What is required: From the records below, give the number of lines that contain the string "Polyester", without any other text.

══════════

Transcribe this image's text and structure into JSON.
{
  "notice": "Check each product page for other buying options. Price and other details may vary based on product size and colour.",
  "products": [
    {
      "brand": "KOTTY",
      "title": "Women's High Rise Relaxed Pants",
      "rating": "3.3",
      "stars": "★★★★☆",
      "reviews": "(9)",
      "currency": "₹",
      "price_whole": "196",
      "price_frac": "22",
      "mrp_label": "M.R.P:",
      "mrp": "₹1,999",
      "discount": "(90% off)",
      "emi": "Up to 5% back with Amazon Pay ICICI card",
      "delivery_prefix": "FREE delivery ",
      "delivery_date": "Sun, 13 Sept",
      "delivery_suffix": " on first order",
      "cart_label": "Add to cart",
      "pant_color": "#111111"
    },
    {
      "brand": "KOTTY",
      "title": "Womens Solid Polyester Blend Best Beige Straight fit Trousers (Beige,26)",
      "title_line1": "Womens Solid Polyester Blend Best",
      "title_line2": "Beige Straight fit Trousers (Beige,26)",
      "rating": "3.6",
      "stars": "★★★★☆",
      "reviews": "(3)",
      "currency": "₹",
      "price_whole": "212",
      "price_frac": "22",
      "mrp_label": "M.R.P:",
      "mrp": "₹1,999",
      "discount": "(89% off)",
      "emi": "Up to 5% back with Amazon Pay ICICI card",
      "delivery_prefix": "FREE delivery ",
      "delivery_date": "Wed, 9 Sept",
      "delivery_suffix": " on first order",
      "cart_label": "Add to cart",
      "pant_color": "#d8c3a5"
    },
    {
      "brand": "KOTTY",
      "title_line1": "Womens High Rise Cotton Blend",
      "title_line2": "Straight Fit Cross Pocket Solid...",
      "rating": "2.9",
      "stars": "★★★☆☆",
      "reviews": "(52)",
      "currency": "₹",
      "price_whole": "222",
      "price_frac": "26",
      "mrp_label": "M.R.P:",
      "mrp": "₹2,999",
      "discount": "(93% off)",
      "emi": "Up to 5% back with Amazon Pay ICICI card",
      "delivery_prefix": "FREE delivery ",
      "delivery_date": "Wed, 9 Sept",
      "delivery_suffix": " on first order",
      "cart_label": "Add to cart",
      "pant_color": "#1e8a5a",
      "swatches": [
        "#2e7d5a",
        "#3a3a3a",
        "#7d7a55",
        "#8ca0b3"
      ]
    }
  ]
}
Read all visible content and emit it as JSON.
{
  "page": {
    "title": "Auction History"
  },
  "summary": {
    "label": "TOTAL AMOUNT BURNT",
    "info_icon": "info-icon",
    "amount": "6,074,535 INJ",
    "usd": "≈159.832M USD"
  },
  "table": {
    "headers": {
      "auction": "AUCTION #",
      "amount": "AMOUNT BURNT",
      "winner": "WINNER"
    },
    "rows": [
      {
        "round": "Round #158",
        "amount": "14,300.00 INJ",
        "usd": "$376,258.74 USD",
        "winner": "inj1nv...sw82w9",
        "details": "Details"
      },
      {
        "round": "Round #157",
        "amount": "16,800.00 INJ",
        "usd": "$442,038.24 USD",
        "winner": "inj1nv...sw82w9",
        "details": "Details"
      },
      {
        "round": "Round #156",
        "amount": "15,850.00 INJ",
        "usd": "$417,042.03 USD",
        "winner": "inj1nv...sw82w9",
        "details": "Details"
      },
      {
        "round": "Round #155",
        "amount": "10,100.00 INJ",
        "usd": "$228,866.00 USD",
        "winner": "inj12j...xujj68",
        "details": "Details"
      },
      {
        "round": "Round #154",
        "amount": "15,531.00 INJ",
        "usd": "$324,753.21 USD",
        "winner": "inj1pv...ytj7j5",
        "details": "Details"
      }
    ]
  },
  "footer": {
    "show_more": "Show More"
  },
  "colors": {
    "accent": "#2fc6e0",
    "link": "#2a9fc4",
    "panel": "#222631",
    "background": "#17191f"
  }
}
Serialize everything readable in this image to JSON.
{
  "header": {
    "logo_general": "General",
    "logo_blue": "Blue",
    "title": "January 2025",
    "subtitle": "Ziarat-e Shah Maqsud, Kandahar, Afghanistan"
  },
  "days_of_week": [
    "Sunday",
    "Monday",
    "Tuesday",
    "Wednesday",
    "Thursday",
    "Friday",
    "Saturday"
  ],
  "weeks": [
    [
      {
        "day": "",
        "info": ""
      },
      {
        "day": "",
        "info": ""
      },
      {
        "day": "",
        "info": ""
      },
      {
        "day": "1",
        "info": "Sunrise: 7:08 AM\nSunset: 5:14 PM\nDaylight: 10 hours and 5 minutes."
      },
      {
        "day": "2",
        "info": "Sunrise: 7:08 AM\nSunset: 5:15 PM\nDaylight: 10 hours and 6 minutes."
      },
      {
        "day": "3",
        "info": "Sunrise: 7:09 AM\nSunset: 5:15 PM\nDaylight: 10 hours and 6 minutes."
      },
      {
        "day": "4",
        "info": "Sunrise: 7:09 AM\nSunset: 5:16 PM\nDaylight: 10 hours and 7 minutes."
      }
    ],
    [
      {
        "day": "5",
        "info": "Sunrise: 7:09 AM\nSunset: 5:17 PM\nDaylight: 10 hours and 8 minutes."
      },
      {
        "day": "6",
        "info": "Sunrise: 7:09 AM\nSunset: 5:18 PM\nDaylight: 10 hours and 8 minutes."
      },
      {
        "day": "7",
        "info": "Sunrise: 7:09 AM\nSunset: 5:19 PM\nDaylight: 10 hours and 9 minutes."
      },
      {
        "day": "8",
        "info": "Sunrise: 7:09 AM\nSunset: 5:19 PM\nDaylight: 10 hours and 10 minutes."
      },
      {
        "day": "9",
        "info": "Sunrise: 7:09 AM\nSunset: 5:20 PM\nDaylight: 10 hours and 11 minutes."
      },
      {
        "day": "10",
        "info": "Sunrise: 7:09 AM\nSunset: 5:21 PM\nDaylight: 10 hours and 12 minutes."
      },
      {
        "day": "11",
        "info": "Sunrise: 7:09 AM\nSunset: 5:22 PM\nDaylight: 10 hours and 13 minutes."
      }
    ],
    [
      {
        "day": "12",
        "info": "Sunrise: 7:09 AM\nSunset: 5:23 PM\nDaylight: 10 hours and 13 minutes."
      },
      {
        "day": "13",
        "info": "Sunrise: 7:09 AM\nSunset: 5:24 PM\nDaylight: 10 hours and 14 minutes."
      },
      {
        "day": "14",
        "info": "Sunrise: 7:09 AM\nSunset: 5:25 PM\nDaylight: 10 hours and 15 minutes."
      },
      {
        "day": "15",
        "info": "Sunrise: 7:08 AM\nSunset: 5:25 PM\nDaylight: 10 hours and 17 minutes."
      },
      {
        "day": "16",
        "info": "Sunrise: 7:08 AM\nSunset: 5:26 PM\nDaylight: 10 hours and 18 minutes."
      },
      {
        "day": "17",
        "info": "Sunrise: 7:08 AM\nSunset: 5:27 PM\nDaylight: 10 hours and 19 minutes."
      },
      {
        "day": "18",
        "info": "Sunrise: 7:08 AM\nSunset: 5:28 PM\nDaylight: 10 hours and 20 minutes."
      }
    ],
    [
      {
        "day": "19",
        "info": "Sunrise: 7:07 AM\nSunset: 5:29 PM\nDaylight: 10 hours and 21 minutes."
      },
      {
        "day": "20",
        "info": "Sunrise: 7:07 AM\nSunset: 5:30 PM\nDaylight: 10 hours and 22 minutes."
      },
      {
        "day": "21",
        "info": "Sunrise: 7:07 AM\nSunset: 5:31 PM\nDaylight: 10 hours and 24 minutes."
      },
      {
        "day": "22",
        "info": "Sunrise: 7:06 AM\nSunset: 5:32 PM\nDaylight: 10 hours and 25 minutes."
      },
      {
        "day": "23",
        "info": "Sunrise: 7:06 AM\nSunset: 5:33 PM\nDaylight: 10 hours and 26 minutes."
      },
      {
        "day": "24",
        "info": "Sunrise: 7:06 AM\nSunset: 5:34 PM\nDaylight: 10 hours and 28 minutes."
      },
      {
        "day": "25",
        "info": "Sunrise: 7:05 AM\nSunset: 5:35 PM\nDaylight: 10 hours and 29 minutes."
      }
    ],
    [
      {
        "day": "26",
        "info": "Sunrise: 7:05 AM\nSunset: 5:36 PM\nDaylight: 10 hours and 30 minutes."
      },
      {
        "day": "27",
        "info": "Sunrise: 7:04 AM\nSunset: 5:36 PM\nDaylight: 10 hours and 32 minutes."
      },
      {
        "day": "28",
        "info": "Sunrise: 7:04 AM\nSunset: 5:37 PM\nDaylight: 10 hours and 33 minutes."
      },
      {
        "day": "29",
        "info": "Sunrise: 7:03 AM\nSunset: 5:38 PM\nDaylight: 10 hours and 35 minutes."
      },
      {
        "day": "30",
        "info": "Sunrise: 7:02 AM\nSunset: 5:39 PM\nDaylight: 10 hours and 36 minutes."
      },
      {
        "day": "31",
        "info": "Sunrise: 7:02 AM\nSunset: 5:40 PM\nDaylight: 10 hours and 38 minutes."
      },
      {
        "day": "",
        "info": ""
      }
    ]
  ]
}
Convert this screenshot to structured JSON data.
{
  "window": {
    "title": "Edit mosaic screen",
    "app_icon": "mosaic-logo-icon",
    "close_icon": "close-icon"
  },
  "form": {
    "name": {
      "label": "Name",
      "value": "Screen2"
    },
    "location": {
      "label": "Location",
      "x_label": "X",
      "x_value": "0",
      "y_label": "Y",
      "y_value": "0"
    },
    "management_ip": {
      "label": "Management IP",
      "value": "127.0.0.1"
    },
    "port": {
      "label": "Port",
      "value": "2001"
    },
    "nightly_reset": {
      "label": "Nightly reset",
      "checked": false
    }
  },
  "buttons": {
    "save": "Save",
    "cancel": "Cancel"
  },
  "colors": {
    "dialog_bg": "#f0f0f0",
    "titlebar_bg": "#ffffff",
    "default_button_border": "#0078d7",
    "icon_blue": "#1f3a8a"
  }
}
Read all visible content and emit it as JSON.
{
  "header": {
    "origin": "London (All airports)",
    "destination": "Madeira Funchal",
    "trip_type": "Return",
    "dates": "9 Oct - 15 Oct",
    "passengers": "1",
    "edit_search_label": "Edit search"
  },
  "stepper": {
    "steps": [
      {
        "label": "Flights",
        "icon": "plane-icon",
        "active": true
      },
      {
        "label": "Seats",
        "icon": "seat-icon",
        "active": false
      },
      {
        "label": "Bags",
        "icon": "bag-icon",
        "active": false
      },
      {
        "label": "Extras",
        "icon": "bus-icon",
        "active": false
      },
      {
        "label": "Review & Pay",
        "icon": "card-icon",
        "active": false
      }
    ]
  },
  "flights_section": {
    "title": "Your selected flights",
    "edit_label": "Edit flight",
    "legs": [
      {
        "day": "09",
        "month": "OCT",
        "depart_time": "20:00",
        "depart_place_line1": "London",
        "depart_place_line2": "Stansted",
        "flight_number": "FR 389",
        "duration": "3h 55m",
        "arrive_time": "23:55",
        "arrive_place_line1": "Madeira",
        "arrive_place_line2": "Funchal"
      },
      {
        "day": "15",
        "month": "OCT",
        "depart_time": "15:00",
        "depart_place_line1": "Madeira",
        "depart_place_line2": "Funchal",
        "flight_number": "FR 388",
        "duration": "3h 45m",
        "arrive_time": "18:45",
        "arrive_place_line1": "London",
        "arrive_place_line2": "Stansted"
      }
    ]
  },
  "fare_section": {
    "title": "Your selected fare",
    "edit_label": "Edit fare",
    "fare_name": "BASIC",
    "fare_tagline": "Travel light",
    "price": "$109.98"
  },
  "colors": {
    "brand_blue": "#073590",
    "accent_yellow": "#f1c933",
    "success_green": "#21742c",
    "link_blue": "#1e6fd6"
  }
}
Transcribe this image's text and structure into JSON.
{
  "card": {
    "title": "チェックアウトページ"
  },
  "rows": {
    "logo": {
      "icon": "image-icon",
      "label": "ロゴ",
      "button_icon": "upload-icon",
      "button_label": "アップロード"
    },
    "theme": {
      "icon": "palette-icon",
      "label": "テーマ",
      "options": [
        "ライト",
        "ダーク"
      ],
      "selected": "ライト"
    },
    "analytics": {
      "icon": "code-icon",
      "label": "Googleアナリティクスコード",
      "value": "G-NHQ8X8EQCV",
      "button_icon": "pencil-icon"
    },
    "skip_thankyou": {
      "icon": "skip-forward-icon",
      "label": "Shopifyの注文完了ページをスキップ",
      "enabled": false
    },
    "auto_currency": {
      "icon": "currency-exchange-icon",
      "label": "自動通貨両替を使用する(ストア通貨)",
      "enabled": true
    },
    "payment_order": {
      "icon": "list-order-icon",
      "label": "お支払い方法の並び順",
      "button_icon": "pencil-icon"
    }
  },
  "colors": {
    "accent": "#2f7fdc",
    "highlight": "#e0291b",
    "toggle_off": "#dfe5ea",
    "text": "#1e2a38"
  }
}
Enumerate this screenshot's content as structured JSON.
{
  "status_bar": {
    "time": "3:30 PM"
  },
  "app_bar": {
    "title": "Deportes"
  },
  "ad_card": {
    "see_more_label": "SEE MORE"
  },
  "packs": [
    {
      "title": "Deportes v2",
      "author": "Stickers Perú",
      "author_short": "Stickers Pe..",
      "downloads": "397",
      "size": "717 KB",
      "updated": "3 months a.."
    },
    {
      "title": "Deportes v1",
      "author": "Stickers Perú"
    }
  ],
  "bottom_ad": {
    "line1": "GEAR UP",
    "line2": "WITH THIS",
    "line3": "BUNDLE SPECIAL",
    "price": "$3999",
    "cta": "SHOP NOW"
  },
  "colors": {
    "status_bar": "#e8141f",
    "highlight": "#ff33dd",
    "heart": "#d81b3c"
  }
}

══════════

Response below: 2